### WHAT YOU HAVE TO DO
Will you give every entry again exactly as it stands?

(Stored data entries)
--------------------
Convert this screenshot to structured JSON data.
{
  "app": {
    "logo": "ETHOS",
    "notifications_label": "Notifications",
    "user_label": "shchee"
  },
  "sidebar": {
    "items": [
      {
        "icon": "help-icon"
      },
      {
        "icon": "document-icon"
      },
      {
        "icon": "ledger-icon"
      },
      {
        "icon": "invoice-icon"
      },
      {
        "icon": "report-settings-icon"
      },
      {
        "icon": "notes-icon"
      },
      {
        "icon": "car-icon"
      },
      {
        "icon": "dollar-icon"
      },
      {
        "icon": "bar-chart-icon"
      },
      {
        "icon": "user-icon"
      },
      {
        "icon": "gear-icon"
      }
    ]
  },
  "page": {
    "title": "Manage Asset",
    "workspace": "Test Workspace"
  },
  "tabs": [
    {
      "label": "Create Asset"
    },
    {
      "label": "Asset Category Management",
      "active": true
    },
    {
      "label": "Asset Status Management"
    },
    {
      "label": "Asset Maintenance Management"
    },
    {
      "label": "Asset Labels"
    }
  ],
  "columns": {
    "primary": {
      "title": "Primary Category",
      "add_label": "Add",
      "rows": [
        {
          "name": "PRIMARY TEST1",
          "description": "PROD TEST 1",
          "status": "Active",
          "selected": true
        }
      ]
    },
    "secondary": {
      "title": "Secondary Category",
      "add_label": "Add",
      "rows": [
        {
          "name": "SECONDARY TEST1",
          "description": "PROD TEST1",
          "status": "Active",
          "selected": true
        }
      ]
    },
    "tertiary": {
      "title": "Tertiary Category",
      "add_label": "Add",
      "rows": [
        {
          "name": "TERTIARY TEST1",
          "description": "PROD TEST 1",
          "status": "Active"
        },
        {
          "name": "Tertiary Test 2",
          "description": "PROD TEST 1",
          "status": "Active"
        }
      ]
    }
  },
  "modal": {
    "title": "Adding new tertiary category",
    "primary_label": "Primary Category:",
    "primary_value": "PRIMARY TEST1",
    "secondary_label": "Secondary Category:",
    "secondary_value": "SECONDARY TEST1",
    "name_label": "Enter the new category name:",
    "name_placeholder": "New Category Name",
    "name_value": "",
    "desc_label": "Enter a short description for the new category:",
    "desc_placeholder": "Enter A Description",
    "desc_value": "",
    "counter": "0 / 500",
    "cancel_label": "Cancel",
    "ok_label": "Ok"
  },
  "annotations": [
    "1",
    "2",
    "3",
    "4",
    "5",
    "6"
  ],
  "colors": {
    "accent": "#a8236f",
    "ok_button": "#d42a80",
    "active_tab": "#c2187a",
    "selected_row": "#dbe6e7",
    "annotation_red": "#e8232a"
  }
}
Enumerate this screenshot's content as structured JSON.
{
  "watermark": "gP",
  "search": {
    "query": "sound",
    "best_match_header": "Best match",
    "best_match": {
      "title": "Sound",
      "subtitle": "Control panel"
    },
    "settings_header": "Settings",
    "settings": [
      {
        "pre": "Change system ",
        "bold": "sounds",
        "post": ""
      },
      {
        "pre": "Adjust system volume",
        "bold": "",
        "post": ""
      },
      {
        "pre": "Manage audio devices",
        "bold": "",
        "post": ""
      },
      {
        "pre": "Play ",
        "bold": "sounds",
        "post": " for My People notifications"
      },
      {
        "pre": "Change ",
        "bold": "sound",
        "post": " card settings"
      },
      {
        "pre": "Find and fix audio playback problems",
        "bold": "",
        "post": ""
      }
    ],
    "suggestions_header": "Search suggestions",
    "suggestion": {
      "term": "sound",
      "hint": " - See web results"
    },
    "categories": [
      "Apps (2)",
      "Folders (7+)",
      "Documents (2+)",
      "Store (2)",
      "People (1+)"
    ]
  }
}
--------------------
### THE SOLUTION
Convert this screenshot to structured JSON data.
{
  "app": {
    "logo": "ETHOS",
    "notifications_label": "Notifications",
    "user_label": "shchee"
  },
  "sidebar": {
    "items": [
      {
        "icon": "help-icon"
      },
      {
        "icon": "document-icon"
      },
      {
        "icon": "ledger-icon"
      },
      {
        "icon": "invoice-icon"
      },
      {
        "icon": "report-settings-icon"
      },
      {
        "icon": "notes-icon"
      },
      {
        "icon": "car-icon"
      },
      {
        "icon": "dollar-icon"
      },
      {
        "icon": "bar-chart-icon"
      },
      {
        "icon": "user-icon"
      },
      {
        "icon": "gear-icon"
      }
    ]
  },
  "page": {
    "title": "Manage Asset",
    "workspace": "Test Workspace"
  },
  "tabs": [
    {
      "label": "Create Asset"
    },
    {
      "label": "Asset Category Management",
      "active": true
    },
    {
      "label": "Asset Status Management"
    },
    {
      "label": "Asset Maintenance Management"
    },
    {
      "label": "Asset Labels"
    }
  ],
  "columns": {
    "primary": {
      "title": "Primary Category",
      "add_label": "Add",
      "rows": [
        {
          "name": "PRIMARY TEST1",
          "description": "PROD TEST 1",
          "status": "Active",
          "selected": true
        }
      ]
    },
    "secondary": {
      "title": "Secondary Category",
      "add_label": "Add",
      "rows": [
        {
          "name": "SECONDARY TEST1",
          "description": "PROD TEST1",
          "status": "Active",
          "selected": true
        }
      ]
    },
    "tertiary": {
      "title": "Tertiary Category",
      "add_label": "Add",
      "rows": [
        {
          "name": "TERTIARY TEST1",
          "description": "PROD TEST 1",
          "status": "Active"
        },
        {
          "name": "Tertiary Test 2",
          "description": "PROD TEST 1",
          "status": "Active"
        }
      ]
    }
  },
  "modal": {
    "title": "Adding new tertiary category",
    "primary_label": "Primary Category:",
    "primary_value": "PRIMARY TEST1",
    "secondary_label": "Secondary Category:",
    "secondary_value": "SECONDARY TEST1",
    "name_label": "Enter the new category name:",
    "name_placeholder": "New Category Name",
    "name_value": "",
    "desc_label": "Enter a short description for the new category:",
    "desc_placeholder": "Enter A Description",
    "desc_value": "",
    "counter": "0 / 500",
    "cancel_label": "Cancel",
    "ok_label": "Ok"
  },
  "annotations": [
    "1",
    "2",
    "3",
    "4",
    "5",
    "6"
  ],
  "colors": {
    "accent": "#a8236f",
    "ok_button": "#d42a80",
    "active_tab": "#c2187a",
    "selected_row": "#dbe6e7",
    "annotation_red": "#e8232a"
  }
}
Enumerate this screenshot's content as structured JSON.
{
  "watermark": "gP",
  "search": {
    "query": "sound",
    "best_match_header": "Best match",
    "best_match": {
      "title": "Sound",
      "subtitle": "Control panel"
    },
    "settings_header": "Settings",
    "settings": [
      {
        "pre": "Change system ",
        "bold": "sounds",
        "post": ""
      },
      {
        "pre": "Adjust system volume",
        "bold": "",
        "post": ""
      },
      {
        "pre": "Manage audio devices",
        "bold": "",
        "post": ""
      },
      {
        "pre": "Play ",
        "bold": "sounds",
        "post": " for My People notifications"
      },
      {
        "pre": "Change ",
        "bold": "sound",
        "post": " card settings"
      },
      {
        "pre": "Find and fix audio playback problems",
        "bold": "",
        "post": ""
      }
    ],
    "suggestions_header": "Search suggestions",
    "suggestion": {
      "term": "sound",
      "hint": " - See web results"
    },
    "categories": [
      "Apps (2)",
      "Folders (7+)",
      "Documents (2+)",
      "Store (2)",
      "People (1+)"
    ]
  }
}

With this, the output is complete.